## Given request
Can you return the data below line for line, with every character unchanged?

# Start of Stored records

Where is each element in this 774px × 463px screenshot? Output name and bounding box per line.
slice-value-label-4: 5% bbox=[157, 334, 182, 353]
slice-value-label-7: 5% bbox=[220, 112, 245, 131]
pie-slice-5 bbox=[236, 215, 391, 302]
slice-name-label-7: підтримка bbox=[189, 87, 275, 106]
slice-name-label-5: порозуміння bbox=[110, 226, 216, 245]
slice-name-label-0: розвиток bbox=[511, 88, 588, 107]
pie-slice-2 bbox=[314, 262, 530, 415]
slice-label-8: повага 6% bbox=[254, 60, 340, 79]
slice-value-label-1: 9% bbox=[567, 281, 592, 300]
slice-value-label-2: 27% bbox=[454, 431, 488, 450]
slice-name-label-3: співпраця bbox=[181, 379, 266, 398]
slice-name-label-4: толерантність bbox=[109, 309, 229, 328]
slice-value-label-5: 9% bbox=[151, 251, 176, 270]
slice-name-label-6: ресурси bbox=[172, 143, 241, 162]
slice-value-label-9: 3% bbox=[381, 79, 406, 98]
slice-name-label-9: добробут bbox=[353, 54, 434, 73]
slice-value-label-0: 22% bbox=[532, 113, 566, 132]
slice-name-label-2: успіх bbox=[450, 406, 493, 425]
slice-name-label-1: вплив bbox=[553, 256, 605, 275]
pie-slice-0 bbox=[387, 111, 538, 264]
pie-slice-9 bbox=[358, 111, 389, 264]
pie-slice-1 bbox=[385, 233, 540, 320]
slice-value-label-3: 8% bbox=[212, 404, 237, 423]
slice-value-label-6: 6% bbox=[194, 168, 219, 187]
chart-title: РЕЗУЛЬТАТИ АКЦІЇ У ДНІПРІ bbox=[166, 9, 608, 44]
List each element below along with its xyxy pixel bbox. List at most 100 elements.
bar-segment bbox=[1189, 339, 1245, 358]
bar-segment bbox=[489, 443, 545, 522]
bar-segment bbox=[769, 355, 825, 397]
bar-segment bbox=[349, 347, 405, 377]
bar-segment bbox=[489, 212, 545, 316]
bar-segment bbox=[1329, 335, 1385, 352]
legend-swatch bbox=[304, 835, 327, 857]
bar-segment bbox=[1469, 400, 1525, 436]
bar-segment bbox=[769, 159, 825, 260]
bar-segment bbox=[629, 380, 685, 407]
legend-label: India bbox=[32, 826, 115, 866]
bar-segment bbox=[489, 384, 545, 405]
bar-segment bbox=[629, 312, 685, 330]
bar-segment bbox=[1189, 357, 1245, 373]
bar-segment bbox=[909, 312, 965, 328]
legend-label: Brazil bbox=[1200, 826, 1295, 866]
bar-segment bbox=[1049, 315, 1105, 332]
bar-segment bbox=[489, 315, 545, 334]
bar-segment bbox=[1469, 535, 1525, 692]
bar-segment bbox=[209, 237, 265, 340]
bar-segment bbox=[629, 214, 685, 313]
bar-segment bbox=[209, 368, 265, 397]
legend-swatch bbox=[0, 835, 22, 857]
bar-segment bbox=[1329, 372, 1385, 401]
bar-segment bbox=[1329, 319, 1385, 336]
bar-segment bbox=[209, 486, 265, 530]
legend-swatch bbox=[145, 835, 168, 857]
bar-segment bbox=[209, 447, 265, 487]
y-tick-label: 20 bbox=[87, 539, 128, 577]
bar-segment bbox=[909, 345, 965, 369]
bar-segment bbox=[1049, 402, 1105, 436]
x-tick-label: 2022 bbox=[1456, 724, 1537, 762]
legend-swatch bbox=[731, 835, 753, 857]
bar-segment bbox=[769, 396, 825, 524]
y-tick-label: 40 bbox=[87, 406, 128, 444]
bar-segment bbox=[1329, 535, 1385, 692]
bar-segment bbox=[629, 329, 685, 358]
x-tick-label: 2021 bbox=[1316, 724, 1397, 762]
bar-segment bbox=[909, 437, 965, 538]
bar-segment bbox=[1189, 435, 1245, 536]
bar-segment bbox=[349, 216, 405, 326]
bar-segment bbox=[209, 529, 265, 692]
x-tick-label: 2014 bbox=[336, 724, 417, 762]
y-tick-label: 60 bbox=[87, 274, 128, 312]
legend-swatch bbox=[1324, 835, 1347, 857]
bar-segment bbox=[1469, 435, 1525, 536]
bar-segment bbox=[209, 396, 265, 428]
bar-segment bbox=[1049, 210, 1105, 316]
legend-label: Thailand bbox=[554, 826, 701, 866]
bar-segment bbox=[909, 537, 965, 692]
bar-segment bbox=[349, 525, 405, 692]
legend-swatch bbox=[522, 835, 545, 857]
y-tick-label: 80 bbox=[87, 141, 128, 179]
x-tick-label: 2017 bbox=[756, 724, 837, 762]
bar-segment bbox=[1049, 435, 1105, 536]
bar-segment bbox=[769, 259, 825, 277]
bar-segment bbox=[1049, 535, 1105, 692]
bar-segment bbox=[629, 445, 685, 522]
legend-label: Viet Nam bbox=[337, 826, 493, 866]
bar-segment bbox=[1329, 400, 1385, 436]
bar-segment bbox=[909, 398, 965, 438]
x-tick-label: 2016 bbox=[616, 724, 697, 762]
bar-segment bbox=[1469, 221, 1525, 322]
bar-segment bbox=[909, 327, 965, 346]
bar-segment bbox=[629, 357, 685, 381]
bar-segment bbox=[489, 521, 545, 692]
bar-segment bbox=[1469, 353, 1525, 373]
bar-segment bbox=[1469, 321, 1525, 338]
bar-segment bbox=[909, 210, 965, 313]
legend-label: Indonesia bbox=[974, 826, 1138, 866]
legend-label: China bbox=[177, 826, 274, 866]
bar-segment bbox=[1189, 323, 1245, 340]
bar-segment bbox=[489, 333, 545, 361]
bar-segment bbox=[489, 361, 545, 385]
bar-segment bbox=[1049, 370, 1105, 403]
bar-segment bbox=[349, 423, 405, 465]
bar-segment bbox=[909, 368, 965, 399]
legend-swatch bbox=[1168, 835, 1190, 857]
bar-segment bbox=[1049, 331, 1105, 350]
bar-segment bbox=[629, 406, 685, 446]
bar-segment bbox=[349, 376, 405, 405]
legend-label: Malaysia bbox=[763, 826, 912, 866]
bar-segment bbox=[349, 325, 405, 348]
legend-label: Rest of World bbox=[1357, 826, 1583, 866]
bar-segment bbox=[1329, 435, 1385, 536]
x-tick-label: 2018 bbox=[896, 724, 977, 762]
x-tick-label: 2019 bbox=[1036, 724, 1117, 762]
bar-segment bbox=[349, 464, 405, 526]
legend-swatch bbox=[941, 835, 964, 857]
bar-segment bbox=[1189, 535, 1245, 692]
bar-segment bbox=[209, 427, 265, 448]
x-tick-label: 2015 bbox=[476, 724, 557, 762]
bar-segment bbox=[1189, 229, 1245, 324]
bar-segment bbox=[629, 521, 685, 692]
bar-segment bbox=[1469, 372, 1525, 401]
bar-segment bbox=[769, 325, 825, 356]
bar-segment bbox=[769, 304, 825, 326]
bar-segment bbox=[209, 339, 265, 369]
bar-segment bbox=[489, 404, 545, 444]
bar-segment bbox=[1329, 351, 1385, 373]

# End of Stored records

## Exercise output
Where is each element in this 774px × 463px screenshot? Output name and bounding box per line.
slice-value-label-4: 5% bbox=[157, 334, 182, 353]
slice-value-label-7: 5% bbox=[220, 112, 245, 131]
pie-slice-5 bbox=[236, 215, 391, 302]
slice-name-label-7: підтримка bbox=[189, 87, 275, 106]
slice-name-label-5: порозуміння bbox=[110, 226, 216, 245]
slice-name-label-0: розвиток bbox=[511, 88, 588, 107]
pie-slice-2 bbox=[314, 262, 530, 415]
slice-label-8: повага 6% bbox=[254, 60, 340, 79]
slice-value-label-1: 9% bbox=[567, 281, 592, 300]
slice-value-label-2: 27% bbox=[454, 431, 488, 450]
slice-name-label-3: співпраця bbox=[181, 379, 266, 398]
slice-name-label-4: толерантність bbox=[109, 309, 229, 328]
slice-value-label-5: 9% bbox=[151, 251, 176, 270]
slice-name-label-6: ресурси bbox=[172, 143, 241, 162]
slice-value-label-9: 3% bbox=[381, 79, 406, 98]
slice-name-label-9: добробут bbox=[353, 54, 434, 73]
slice-value-label-0: 22% bbox=[532, 113, 566, 132]
slice-name-label-2: успіх bbox=[450, 406, 493, 425]
slice-name-label-1: вплив bbox=[553, 256, 605, 275]
pie-slice-0 bbox=[387, 111, 538, 264]
pie-slice-9 bbox=[358, 111, 389, 264]
pie-slice-1 bbox=[385, 233, 540, 320]
slice-value-label-3: 8% bbox=[212, 404, 237, 423]
slice-value-label-6: 6% bbox=[194, 168, 219, 187]
chart-title: РЕЗУЛЬТАТИ АКЦІЇ У ДНІПРІ bbox=[166, 9, 608, 44]
List each element below along with its xyxy pixel bbox. List at most 100 elements.
bar-segment bbox=[1189, 339, 1245, 358]
bar-segment bbox=[489, 443, 545, 522]
bar-segment bbox=[769, 355, 825, 397]
bar-segment bbox=[349, 347, 405, 377]
bar-segment bbox=[489, 212, 545, 316]
bar-segment bbox=[1329, 335, 1385, 352]
legend-swatch bbox=[304, 835, 327, 857]
bar-segment bbox=[1469, 400, 1525, 436]
bar-segment bbox=[769, 159, 825, 260]
bar-segment bbox=[629, 380, 685, 407]
legend-label: India bbox=[32, 826, 115, 866]
bar-segment bbox=[489, 384, 545, 405]
bar-segment bbox=[629, 312, 685, 330]
bar-segment bbox=[1189, 357, 1245, 373]
bar-segment bbox=[909, 312, 965, 328]
legend-label: Brazil bbox=[1200, 826, 1295, 866]
bar-segment bbox=[1049, 315, 1105, 332]
bar-segment bbox=[489, 315, 545, 334]
bar-segment bbox=[1469, 535, 1525, 692]
bar-segment bbox=[209, 237, 265, 340]
bar-segment bbox=[629, 214, 685, 313]
bar-segment bbox=[209, 368, 265, 397]
legend-swatch bbox=[0, 835, 22, 857]
bar-segment bbox=[1329, 372, 1385, 401]
bar-segment bbox=[1329, 319, 1385, 336]
bar-segment bbox=[209, 486, 265, 530]
legend-swatch bbox=[145, 835, 168, 857]
bar-segment bbox=[209, 447, 265, 487]
y-tick-label: 20 bbox=[87, 539, 128, 577]
bar-segment bbox=[909, 345, 965, 369]
bar-segment bbox=[1049, 402, 1105, 436]
x-tick-label: 2022 bbox=[1456, 724, 1537, 762]
legend-swatch bbox=[731, 835, 753, 857]
bar-segment bbox=[769, 396, 825, 524]
y-tick-label: 40 bbox=[87, 406, 128, 444]
bar-segment bbox=[1329, 535, 1385, 692]
bar-segment bbox=[629, 329, 685, 358]
x-tick-label: 2021 bbox=[1316, 724, 1397, 762]
bar-segment bbox=[909, 437, 965, 538]
bar-segment bbox=[1189, 435, 1245, 536]
bar-segment bbox=[349, 216, 405, 326]
bar-segment bbox=[209, 529, 265, 692]
x-tick-label: 2014 bbox=[336, 724, 417, 762]
y-tick-label: 60 bbox=[87, 274, 128, 312]
legend-swatch bbox=[1324, 835, 1347, 857]
bar-segment bbox=[1469, 435, 1525, 536]
bar-segment bbox=[209, 396, 265, 428]
bar-segment bbox=[1049, 210, 1105, 316]
legend-label: Thailand bbox=[554, 826, 701, 866]
bar-segment bbox=[909, 537, 965, 692]
bar-segment bbox=[349, 525, 405, 692]
legend-swatch bbox=[522, 835, 545, 857]
y-tick-label: 80 bbox=[87, 141, 128, 179]
x-tick-label: 2017 bbox=[756, 724, 837, 762]
bar-segment bbox=[1049, 435, 1105, 536]
bar-segment bbox=[769, 259, 825, 277]
bar-segment bbox=[1049, 535, 1105, 692]
bar-segment bbox=[629, 445, 685, 522]
legend-label: Viet Nam bbox=[337, 826, 493, 866]
bar-segment bbox=[1329, 400, 1385, 436]
bar-segment bbox=[909, 398, 965, 438]
x-tick-label: 2016 bbox=[616, 724, 697, 762]
bar-segment bbox=[1469, 221, 1525, 322]
bar-segment bbox=[909, 327, 965, 346]
bar-segment bbox=[629, 357, 685, 381]
bar-segment bbox=[489, 521, 545, 692]
bar-segment bbox=[1469, 353, 1525, 373]
bar-segment bbox=[1469, 321, 1525, 338]
bar-segment bbox=[909, 210, 965, 313]
legend-label: Indonesia bbox=[974, 826, 1138, 866]
legend-label: China bbox=[177, 826, 274, 866]
bar-segment bbox=[1189, 323, 1245, 340]
bar-segment bbox=[489, 333, 545, 361]
bar-segment bbox=[489, 361, 545, 385]
bar-segment bbox=[1049, 370, 1105, 403]
bar-segment bbox=[349, 423, 405, 465]
bar-segment bbox=[909, 368, 965, 399]
legend-swatch bbox=[1168, 835, 1190, 857]
bar-segment bbox=[1049, 331, 1105, 350]
bar-segment bbox=[629, 406, 685, 446]
bar-segment bbox=[349, 376, 405, 405]
legend-label: Malaysia bbox=[763, 826, 912, 866]
bar-segment bbox=[349, 325, 405, 348]
legend-label: Rest of World bbox=[1357, 826, 1583, 866]
bar-segment bbox=[1329, 435, 1385, 536]
x-tick-label: 2018 bbox=[896, 724, 977, 762]
x-tick-label: 2019 bbox=[1036, 724, 1117, 762]
bar-segment bbox=[349, 464, 405, 526]
legend-swatch bbox=[941, 835, 964, 857]
bar-segment bbox=[1189, 535, 1245, 692]
bar-segment bbox=[209, 427, 265, 448]
x-tick-label: 2015 bbox=[476, 724, 557, 762]
bar-segment bbox=[1189, 229, 1245, 324]
bar-segment bbox=[629, 521, 685, 692]
bar-segment bbox=[1469, 372, 1525, 401]
bar-segment bbox=[769, 325, 825, 356]
bar-segment bbox=[769, 304, 825, 326]
bar-segment bbox=[209, 339, 265, 369]
bar-segment bbox=[489, 404, 545, 444]
bar-segment bbox=[1329, 351, 1385, 373]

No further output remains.